_Request_
Return all lines in the material below that contain "dahinter".

_Recorded information_
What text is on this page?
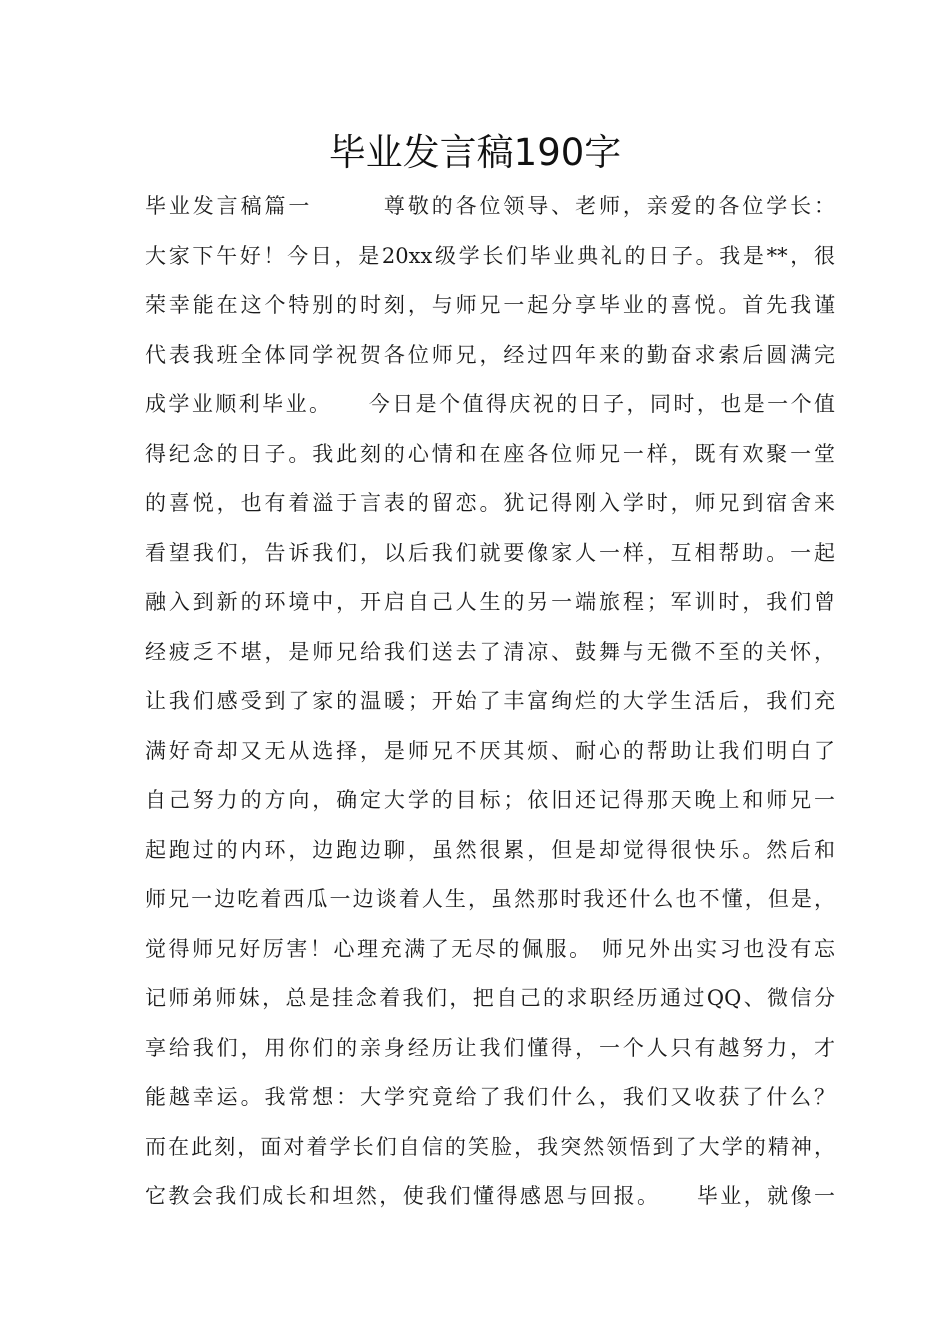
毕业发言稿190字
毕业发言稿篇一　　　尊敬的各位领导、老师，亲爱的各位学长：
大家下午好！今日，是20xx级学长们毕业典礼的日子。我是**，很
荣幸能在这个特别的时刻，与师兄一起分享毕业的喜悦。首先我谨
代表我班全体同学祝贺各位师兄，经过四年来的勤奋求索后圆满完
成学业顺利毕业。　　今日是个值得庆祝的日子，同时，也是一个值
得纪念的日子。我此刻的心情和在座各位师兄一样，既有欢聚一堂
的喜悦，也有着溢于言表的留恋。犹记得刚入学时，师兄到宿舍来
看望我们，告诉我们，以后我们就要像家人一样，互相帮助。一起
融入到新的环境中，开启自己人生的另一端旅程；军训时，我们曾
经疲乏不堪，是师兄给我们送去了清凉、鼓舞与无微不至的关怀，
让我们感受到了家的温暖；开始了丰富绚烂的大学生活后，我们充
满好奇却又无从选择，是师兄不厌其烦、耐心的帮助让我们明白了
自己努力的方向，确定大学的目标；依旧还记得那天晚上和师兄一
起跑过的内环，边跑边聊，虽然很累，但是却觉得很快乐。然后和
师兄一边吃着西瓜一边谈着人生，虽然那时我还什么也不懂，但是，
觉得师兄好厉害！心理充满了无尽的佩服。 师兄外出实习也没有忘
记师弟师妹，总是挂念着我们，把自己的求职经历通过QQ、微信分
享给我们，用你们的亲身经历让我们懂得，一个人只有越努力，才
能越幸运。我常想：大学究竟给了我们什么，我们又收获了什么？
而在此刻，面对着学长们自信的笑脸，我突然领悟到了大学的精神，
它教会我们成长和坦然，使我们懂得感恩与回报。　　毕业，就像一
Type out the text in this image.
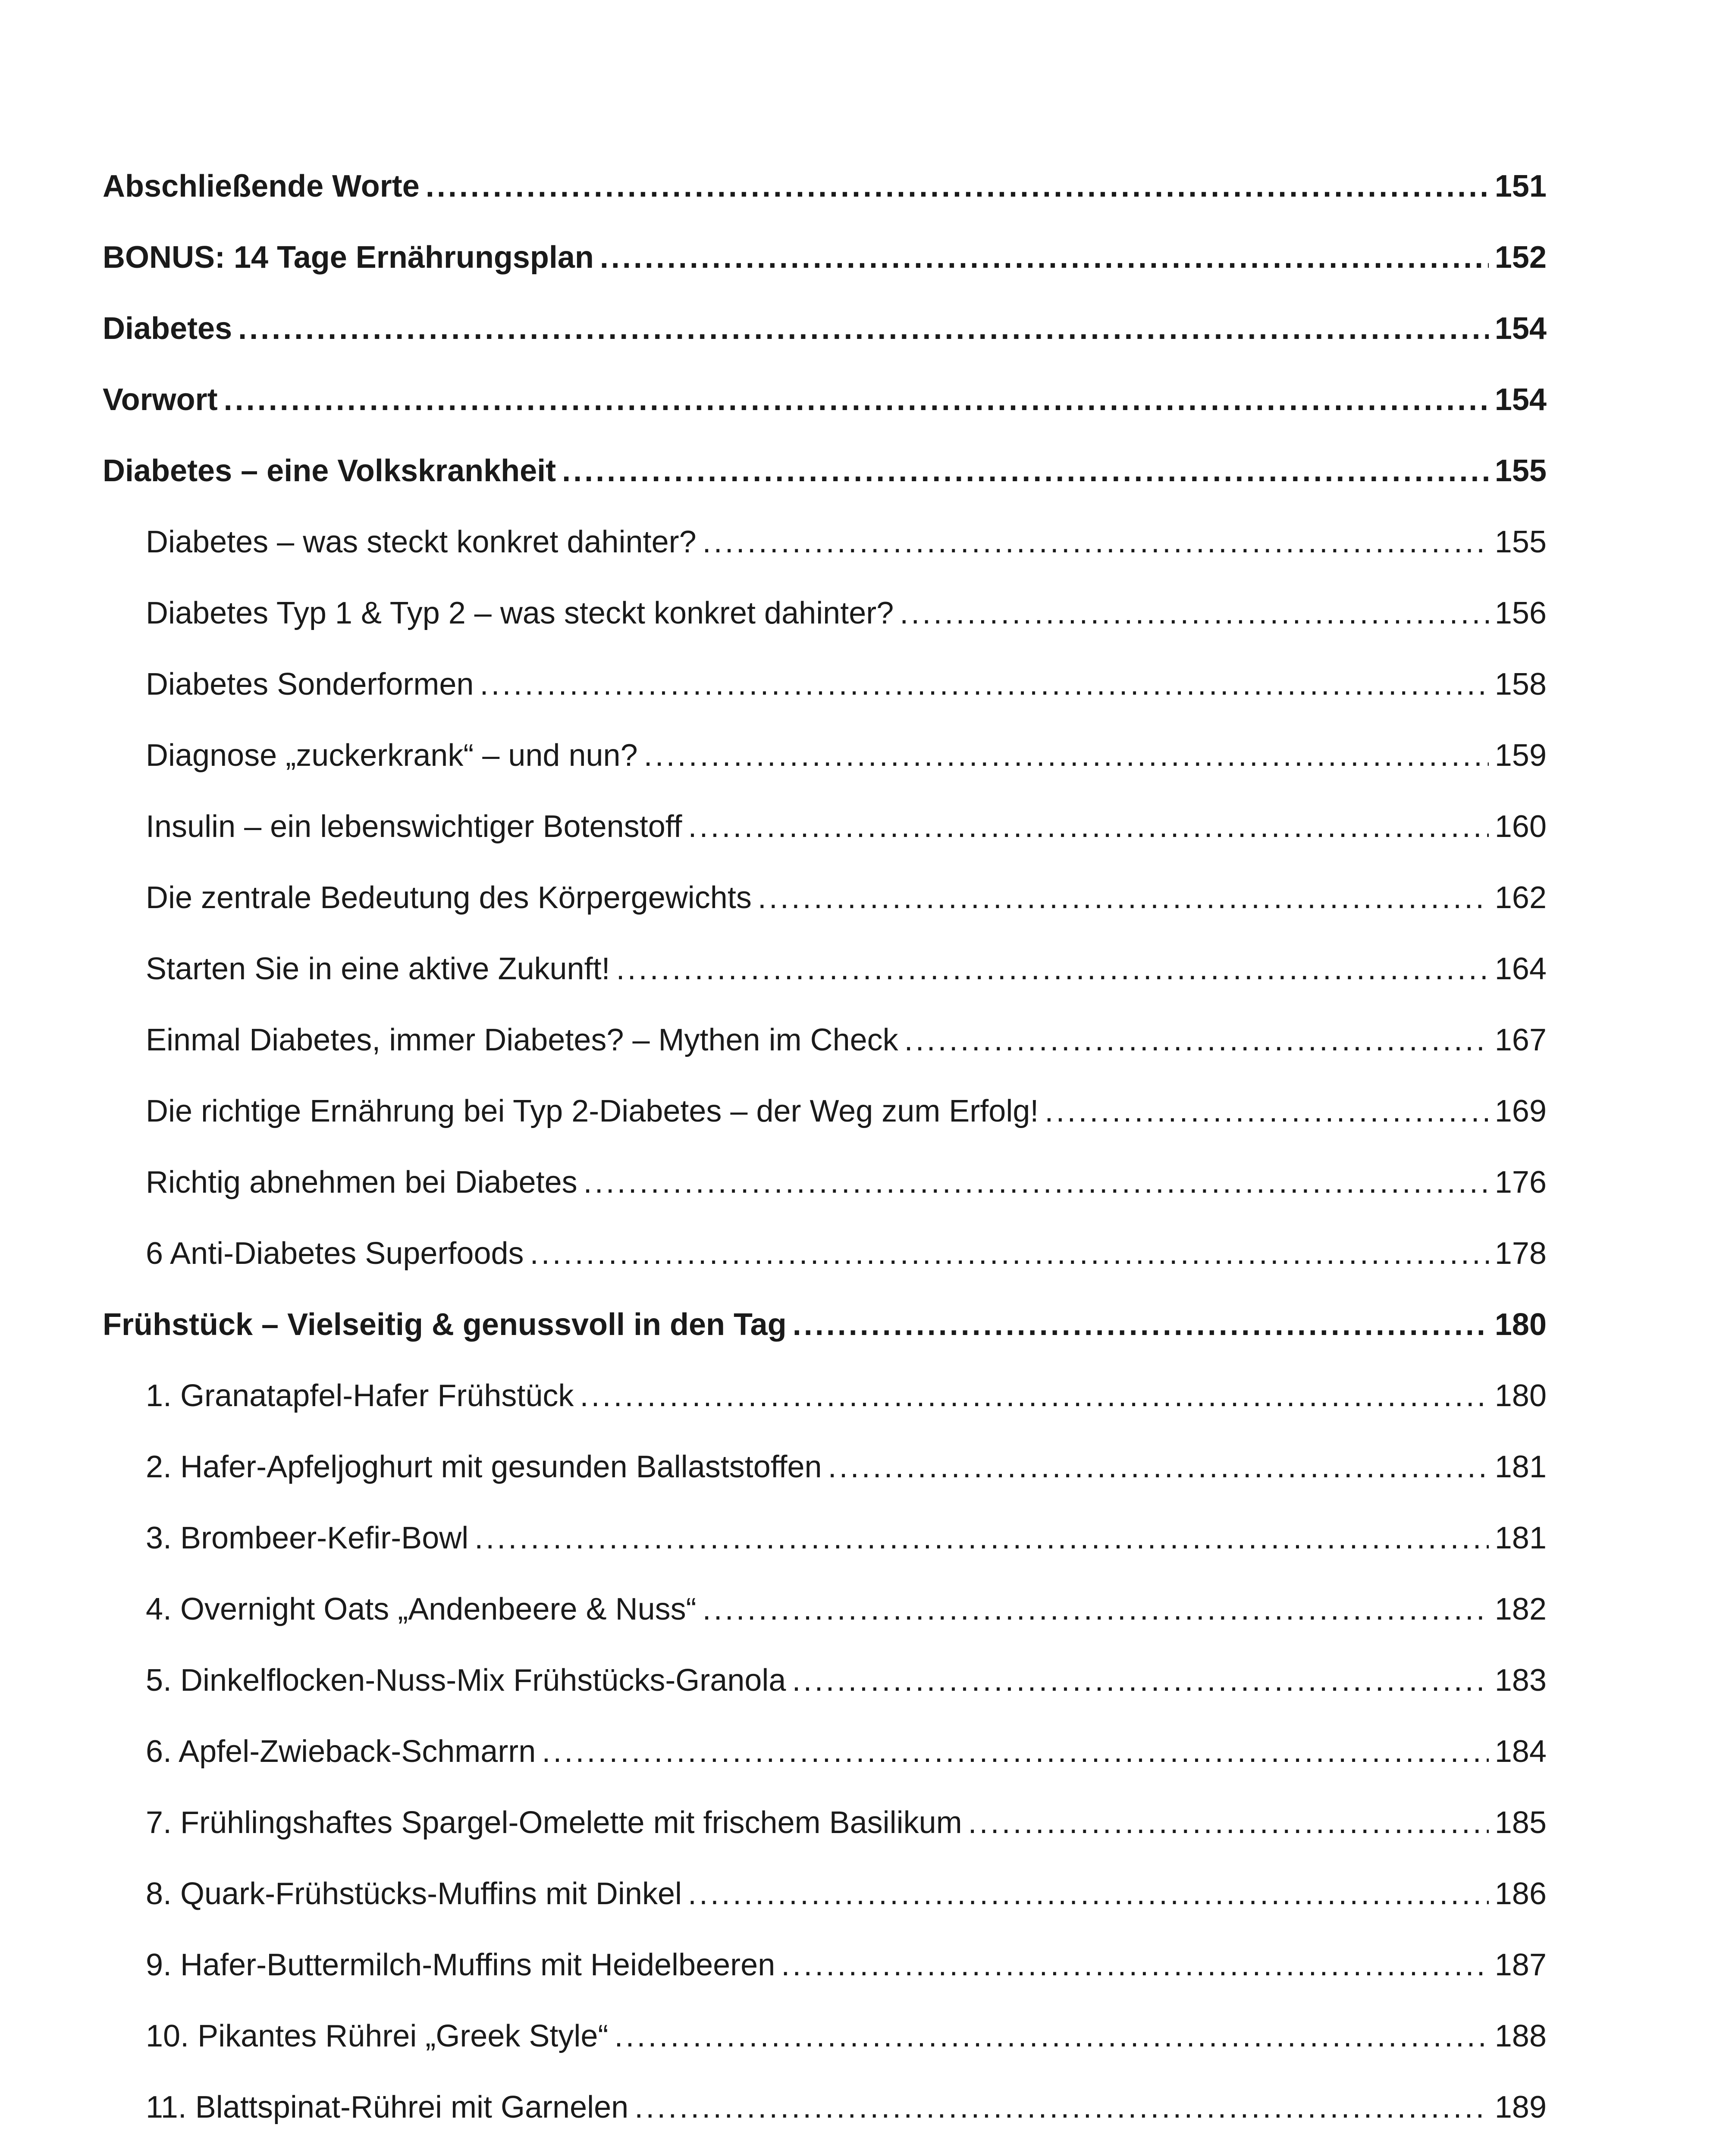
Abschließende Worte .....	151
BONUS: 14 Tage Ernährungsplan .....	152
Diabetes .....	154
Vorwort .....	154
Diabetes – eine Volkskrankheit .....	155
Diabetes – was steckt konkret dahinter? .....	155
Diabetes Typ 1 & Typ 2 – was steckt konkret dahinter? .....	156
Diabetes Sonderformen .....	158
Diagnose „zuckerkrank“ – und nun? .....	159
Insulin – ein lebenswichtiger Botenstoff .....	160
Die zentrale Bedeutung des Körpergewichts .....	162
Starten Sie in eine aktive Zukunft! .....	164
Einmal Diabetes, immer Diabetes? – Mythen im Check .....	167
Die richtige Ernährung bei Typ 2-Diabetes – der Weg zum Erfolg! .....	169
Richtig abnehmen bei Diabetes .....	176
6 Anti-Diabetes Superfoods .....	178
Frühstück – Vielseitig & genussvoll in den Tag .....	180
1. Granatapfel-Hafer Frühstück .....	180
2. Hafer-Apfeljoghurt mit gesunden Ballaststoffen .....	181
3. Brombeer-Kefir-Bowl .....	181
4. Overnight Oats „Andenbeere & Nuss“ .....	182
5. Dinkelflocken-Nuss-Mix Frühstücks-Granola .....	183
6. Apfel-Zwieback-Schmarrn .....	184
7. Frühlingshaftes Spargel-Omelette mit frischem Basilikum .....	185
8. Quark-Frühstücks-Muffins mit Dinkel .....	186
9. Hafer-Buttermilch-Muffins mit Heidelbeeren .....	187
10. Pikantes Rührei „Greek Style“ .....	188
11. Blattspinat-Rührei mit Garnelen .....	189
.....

_Exercise result_
Diabetes – was steckt konkret dahinter? .....	155
Diabetes Typ 1 & Typ 2 – was steckt konkret dahinter? .....	156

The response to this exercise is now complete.